Chateau Marmont

(1930s)* – Postcard image of the Chateau Marmont in West Hollywood.  


Historical Notes

In 1926 Fred Horowitz, a prominent Los Angeles attorney, chose the site at Marmont Lane and Sunset Boulevard to construct an apartment building. Horowitz had recently traveled to Europe for inspiration and returned to California with photos of a Gothic Chateau along the Loire River. In 1927 Horowitz commissioned his brother-in-law, European-trained architect Arnold A. Weitzman, to design the seven-story, L-shaped building based on his French photos. When deciding upon a name for the building, Chateau Sunset and Chateau Hollywood were rejected in favor of Chateau Marmont, a name conceived by the small street running across the front of the property.*





(1940s)* – Photo showing the Chateau Marmont Hotel located at 8221 Sunset Boulevard.  


Historical Notes

On February 1, 1929, Chateau Marmont opened its doors to the public as the newest residence of Hollywood. Local newspapers described the Chateau as “Los Angeles’s newest, finest and most exclusive apartment house ... superbly situated, close enough to active businesses to be accessible and far enough away to insure quiet and privacy.”

Due to the high rents and inability to keep tenants for long-term commitments during the depression, Fred Horowitz chose to sell the apartment building to Albert E. Smith for $750,000 in cash. The following year, Chateau Marmont was converted into a hotel. The apartments became suites with kitchens and living rooms. The property was also refurbished with antiques from depression-era estate sales.*





(ca. 1940)** – View showing the Chateau Marmont with the Players Nightclub seen in the left foreground. Note the ornate street light on the right. These were called ‘Metropolitan’ streetlights found mostly in Hollywood.  


Historical Notes

There existed a secret tunnel connecting the Players Club to the Chateau Marmont.





(1977)^.^ – View looking east on the Sunset Strip showing the beautiful Chateau Marmont standing out like a castle in the Hollywood Hills. Photo courtesy of Jeff Katz  


Historical Notes

Designed and constructed to be earthquake proof, Chateau Marmont survived major earthquakes in 1933, 1953, 1971, 1987 and 1994 without sustaining any major structural damage. Nine Spanish cottages were built next to the hotel in the 1930s and were acquired by the hotel in the 1940s. Craig Ellwood designed two of the four bungalows in 1956, after he completed Case Study Houses.*





(1983)* - The Chateau Marmont Hotel, inspired by the architecture of the Loire Valley in France, and the Imperial Gardens Japanese Restaurant are shown above Sunset Blvd. There is a billboard advertising the 1984 Olympic Games to be held in Los Angeles. The back of the Marlboro Man sign can also be seen.

EXERCISE INSTRUCTIONS.
[a] Do these statements agree with the Chateau Marmont notes? For each, answer yes or no and quote the deciding words: (i) Fred Horowitz sold the building to Albert E. Smith for $750,000 in cash. (ii) Chateau Marmont opened to the public in 1927. (iii) Craig Ellwood designed all four of the bungalows.
[b] Can you duplicate the rows below, from the first row up to and including the line with "text-line: para melhoria"?
The rows that follow are unrelated to the Chateau Marmont notes.

DATASET.
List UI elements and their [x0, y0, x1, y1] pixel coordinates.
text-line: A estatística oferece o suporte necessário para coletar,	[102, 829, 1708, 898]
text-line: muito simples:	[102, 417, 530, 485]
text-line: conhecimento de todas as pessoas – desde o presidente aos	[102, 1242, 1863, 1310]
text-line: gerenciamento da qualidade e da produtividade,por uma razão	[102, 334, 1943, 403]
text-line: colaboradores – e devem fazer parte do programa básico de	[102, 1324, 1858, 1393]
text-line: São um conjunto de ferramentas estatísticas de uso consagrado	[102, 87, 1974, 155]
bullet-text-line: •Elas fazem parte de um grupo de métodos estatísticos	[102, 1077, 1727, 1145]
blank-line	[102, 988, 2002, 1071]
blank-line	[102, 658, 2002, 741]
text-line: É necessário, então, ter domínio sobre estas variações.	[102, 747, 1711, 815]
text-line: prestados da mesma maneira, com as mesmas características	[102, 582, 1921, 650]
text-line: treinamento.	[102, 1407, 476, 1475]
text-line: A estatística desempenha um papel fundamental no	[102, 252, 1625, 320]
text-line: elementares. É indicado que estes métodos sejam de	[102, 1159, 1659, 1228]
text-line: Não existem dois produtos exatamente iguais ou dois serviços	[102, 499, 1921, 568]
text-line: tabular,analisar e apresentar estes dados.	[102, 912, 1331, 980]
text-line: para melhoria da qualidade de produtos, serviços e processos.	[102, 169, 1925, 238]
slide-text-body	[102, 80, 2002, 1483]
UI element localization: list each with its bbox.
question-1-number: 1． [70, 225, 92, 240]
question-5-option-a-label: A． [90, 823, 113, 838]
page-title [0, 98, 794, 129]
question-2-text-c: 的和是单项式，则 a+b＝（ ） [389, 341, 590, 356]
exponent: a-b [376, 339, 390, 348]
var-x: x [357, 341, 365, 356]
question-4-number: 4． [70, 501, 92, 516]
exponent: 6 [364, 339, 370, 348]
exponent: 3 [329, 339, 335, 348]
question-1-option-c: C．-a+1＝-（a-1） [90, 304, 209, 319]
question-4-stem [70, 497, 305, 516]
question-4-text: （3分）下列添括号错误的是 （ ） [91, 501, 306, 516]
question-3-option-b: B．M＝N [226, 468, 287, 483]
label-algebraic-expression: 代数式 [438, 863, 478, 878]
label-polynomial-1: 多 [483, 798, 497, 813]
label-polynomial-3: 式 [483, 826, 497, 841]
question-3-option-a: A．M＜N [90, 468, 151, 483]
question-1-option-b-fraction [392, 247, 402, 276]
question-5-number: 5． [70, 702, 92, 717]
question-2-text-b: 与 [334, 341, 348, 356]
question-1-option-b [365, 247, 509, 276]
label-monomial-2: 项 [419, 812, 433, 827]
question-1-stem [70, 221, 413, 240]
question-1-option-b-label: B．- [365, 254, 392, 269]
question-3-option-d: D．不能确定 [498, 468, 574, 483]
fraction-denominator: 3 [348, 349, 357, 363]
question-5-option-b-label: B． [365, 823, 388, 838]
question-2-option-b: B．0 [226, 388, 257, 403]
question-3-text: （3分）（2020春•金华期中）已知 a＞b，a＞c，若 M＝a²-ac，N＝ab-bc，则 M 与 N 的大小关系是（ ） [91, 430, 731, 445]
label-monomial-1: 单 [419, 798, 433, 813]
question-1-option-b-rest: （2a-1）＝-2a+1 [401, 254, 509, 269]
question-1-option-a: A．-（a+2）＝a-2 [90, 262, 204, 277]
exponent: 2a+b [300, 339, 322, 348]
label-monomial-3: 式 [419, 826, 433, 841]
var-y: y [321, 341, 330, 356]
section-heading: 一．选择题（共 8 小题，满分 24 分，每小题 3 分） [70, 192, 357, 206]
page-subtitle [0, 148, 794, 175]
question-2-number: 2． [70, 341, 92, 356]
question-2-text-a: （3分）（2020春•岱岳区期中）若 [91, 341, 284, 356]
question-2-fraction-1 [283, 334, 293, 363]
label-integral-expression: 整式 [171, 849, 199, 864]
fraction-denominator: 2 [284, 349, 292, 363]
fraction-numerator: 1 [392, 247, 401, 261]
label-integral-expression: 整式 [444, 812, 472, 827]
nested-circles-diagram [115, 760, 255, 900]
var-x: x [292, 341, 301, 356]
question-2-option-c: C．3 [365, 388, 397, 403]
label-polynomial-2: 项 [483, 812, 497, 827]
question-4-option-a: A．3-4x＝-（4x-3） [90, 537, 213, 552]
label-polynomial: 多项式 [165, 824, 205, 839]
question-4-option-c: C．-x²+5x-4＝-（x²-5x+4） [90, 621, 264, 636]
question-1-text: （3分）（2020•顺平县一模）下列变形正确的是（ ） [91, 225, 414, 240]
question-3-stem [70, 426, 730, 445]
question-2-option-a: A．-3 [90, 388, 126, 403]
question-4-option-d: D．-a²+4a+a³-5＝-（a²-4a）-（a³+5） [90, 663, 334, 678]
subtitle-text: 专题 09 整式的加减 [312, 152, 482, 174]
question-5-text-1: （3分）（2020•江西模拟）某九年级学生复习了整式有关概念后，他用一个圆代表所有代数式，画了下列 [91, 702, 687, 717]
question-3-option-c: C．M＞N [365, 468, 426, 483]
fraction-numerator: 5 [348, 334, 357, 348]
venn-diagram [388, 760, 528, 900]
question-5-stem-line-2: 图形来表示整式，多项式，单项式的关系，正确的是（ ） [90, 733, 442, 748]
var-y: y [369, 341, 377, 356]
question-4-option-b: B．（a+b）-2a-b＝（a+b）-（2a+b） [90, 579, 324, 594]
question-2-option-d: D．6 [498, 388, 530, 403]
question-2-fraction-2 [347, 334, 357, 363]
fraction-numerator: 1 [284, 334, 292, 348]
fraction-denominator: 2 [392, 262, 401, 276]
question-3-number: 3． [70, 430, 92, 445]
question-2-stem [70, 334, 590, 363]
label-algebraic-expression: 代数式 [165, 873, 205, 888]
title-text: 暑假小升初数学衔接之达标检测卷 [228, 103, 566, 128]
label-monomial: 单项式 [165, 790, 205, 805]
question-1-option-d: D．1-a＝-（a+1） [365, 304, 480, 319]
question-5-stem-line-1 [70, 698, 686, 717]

TASK-BY-TASK OUTPUTS.
[a]
(i) Yes: "Fred Horowitz chose to sell the apartment building to Albert E. Smith for $750,000 in cash."
(ii) No: "On February 1, 1929, Chateau Marmont opened its doors to the public"
(iii) No: "Craig Ellwood designed two of the four bungalows in 1956"

[b]
List UI elements and their [x0, y0, x1, y1] pixel coordinates.
text-line: A estatística oferece o suporte necessário para coletar,	[102, 829, 1708, 898]
text-line: muito simples:	[102, 417, 530, 485]
text-line: conhecimento de todas as pessoas – desde o presidente aos	[102, 1242, 1863, 1310]
text-line: gerenciamento da qualidade e da produtividade,por uma razão	[102, 334, 1943, 403]
text-line: colaboradores – e devem fazer parte do programa básico de	[102, 1324, 1858, 1393]
text-line: São um conjunto de ferramentas estatísticas de uso consagrado	[102, 87, 1974, 155]
bullet-text-line: •Elas fazem parte de um grupo de métodos estatísticos	[102, 1077, 1727, 1145]
blank-line	[102, 988, 2002, 1071]
blank-line	[102, 658, 2002, 741]
text-line: É necessário, então, ter domínio sobre estas variações.	[102, 747, 1711, 815]
text-line: prestados da mesma maneira, com as mesmas características	[102, 582, 1921, 650]
text-line: treinamento.	[102, 1407, 476, 1475]
text-line: A estatística desempenha um papel fundamental no	[102, 252, 1625, 320]
text-line: elementares. É indicado que estes métodos sejam de	[102, 1159, 1659, 1228]
text-line: Não existem dois produtos exatamente iguais ou dois serviços	[102, 499, 1921, 568]
text-line: tabular,analisar e apresentar estes dados.	[102, 912, 1331, 980]
text-line: para melhoria da qualidade de produtos, serviços e processos.	[102, 169, 1925, 238]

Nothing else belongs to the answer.